Exercise: Could you give the data below again, exactly and completely?

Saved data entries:
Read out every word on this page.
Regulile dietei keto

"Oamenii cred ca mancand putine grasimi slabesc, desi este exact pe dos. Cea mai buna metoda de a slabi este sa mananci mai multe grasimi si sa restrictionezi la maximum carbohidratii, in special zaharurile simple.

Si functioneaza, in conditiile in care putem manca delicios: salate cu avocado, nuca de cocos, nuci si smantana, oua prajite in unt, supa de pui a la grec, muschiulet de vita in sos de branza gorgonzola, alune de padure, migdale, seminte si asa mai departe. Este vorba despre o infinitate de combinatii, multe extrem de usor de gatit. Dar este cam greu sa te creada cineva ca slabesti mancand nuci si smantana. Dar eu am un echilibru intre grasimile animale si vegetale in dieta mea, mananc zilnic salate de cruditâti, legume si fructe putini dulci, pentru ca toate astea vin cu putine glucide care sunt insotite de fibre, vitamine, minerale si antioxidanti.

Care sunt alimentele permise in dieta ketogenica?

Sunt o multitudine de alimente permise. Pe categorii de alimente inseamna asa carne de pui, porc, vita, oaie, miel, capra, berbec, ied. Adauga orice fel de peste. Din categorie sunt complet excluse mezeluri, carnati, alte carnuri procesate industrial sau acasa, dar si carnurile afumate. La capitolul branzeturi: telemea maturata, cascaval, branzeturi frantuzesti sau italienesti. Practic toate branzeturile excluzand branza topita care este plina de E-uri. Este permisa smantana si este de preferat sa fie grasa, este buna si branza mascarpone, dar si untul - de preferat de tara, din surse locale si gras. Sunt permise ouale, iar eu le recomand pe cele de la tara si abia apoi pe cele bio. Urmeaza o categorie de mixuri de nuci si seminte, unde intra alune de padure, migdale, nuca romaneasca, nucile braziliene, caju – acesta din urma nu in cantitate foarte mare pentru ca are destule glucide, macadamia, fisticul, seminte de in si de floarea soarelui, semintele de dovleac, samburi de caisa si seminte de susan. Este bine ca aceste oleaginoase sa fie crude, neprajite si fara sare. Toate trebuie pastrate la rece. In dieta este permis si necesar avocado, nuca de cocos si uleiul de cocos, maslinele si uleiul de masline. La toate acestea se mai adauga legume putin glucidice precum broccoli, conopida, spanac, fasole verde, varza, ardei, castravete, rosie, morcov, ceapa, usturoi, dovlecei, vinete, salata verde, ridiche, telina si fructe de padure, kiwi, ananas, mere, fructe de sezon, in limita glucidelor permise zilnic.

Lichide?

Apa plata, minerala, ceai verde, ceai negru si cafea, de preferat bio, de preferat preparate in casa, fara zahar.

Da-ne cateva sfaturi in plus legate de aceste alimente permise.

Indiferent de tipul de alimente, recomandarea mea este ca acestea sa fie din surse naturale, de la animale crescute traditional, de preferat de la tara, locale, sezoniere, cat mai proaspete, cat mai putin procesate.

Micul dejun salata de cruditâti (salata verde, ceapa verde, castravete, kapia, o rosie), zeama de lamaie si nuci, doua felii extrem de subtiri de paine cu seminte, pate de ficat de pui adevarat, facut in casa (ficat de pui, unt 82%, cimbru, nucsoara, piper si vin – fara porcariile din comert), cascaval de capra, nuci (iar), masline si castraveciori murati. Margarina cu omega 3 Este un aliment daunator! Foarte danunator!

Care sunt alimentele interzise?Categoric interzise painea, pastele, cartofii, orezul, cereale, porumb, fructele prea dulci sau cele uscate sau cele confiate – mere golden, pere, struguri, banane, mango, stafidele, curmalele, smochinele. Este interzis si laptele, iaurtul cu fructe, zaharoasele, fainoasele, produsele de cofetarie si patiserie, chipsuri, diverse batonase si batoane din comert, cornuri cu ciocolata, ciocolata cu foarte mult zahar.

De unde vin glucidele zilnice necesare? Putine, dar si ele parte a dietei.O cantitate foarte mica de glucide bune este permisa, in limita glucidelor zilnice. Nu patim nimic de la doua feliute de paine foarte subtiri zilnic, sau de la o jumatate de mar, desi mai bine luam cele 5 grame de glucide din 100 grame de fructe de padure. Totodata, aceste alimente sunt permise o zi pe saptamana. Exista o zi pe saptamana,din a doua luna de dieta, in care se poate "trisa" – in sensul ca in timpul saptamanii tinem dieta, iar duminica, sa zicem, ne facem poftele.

Right answer:
Read out every word on this page.
Regulile dietei keto

"Oamenii cred ca mancand putine grasimi slabesc, desi este exact pe dos. Cea mai buna metoda de a slabi este sa mananci mai multe grasimi si sa restrictionezi la maximum carbohidratii, in special zaharurile simple.

Si functioneaza, in conditiile in care putem manca delicios: salate cu avocado, nuca de cocos, nuci si smantana, oua prajite in unt, supa de pui a la grec, muschiulet de vita in sos de branza gorgonzola, alune de padure, migdale, seminte si asa mai departe. Este vorba despre o infinitate de combinatii, multe extrem de usor de gatit. Dar este cam greu sa te creada cineva ca slabesti mancand nuci si smantana. Dar eu am un echilibru intre grasimile animale si vegetale in dieta mea, mananc zilnic salate de cruditâti, legume si fructe putini dulci, pentru ca toate astea vin cu putine glucide care sunt insotite de fibre, vitamine, minerale si antioxidanti.

Care sunt alimentele permise in dieta ketogenica?

Sunt o multitudine de alimente permise. Pe categorii de alimente inseamna asa carne de pui, porc, vita, oaie, miel, capra, berbec, ied. Adauga orice fel de peste. Din categorie sunt complet excluse mezeluri, carnati, alte carnuri procesate industrial sau acasa, dar si carnurile afumate. La capitolul branzeturi: telemea maturata, cascaval, branzeturi frantuzesti sau italienesti. Practic toate branzeturile excluzand branza topita care este plina de E-uri. Este permisa smantana si este de preferat sa fie grasa, este buna si branza mascarpone, dar si untul - de preferat de tara, din surse locale si gras. Sunt permise ouale, iar eu le recomand pe cele de la tara si abia apoi pe cele bio. Urmeaza o categorie de mixuri de nuci si seminte, unde intra alune de padure, migdale, nuca romaneasca, nucile braziliene, caju – acesta din urma nu in cantitate foarte mare pentru ca are destule glucide, macadamia, fisticul, seminte de in si de floarea soarelui, semintele de dovleac, samburi de caisa si seminte de susan. Este bine ca aceste oleaginoase sa fie crude, neprajite si fara sare. Toate trebuie pastrate la rece. In dieta este permis si necesar avocado, nuca de cocos si uleiul de cocos, maslinele si uleiul de masline. La toate acestea se mai adauga legume putin glucidice precum broccoli, conopida, spanac, fasole verde, varza, ardei, castravete, rosie, morcov, ceapa, usturoi, dovlecei, vinete, salata verde, ridiche, telina si fructe de padure, kiwi, ananas, mere, fructe de sezon, in limita glucidelor permise zilnic.

Lichide?

Apa plata, minerala, ceai verde, ceai negru si cafea, de preferat bio, de preferat preparate in casa, fara zahar.

Da-ne cateva sfaturi in plus legate de aceste alimente permise.

Indiferent de tipul de alimente, recomandarea mea este ca acestea sa fie din surse naturale, de la animale crescute traditional, de preferat de la tara, locale, sezoniere, cat mai proaspete, cat mai putin procesate.

Micul dejun salata de cruditâti (salata verde, ceapa verde, castravete, kapia, o rosie), zeama de lamaie si nuci, doua felii extrem de subtiri de paine cu seminte, pate de ficat de pui adevarat, facut in casa (ficat de pui, unt 82%, cimbru, nucsoara, piper si vin – fara porcariile din comert), cascaval de capra, nuci (iar), masline si castraveciori murati. Margarina cu omega 3 Este un aliment daunator! Foarte danunator!

Care sunt alimentele interzise?Categoric interzise painea, pastele, cartofii, orezul, cereale, porumb, fructele prea dulci sau cele uscate sau cele confiate – mere golden, pere, struguri, banane, mango, stafidele, curmalele, smochinele. Este interzis si laptele, iaurtul cu fructe, zaharoasele, fainoasele, produsele de cofetarie si patiserie, chipsuri, diverse batonase si batoane din comert, cornuri cu ciocolata, ciocolata cu foarte mult zahar.

De unde vin glucidele zilnice necesare? Putine, dar si ele parte a dietei.O cantitate foarte mica de glucide bune este permisa, in limita glucidelor zilnice. Nu patim nimic de la doua feliute de paine foarte subtiri zilnic, sau de la o jumatate de mar, desi mai bine luam cele 5 grame de glucide din 100 grame de fructe de padure. Totodata, aceste alimente sunt permise o zi pe saptamana. Exista o zi pe saptamana,din a doua luna de dieta, in care se poate "trisa" – in sensul ca in timpul saptamanii tinem dieta, iar duminica, sa zicem, ne facem poftele.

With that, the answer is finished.